> **WHAT YOU WILL DO**
Locate every line in the material below that has the word "image". Copy each of those lines.

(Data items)
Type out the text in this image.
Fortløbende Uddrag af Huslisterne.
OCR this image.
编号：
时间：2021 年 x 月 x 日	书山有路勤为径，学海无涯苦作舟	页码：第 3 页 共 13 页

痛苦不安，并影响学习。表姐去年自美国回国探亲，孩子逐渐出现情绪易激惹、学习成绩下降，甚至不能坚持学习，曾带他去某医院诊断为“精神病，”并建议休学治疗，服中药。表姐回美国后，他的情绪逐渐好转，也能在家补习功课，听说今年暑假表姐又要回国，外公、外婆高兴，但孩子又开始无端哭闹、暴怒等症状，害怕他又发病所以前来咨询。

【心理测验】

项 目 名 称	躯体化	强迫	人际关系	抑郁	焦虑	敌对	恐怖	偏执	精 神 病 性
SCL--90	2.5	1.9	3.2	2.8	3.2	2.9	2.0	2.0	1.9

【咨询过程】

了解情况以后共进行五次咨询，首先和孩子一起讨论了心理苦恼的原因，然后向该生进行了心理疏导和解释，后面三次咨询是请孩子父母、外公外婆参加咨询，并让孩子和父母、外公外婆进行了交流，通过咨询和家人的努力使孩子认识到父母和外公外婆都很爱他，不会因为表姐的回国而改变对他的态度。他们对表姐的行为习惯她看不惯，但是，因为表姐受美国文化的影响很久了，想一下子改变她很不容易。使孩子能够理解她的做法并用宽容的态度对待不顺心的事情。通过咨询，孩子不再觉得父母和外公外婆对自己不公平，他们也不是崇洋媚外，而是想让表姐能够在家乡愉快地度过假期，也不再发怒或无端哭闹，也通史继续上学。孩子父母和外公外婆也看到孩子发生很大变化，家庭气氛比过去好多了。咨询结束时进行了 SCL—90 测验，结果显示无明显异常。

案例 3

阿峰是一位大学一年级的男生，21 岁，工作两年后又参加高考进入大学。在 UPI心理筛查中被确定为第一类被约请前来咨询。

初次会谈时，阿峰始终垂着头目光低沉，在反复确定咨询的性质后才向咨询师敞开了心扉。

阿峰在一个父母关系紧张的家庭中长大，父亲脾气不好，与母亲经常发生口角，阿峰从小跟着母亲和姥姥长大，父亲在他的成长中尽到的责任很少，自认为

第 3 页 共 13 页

> **WRITTEN RESPONSE**
Type out the text in this image.
OCR this image.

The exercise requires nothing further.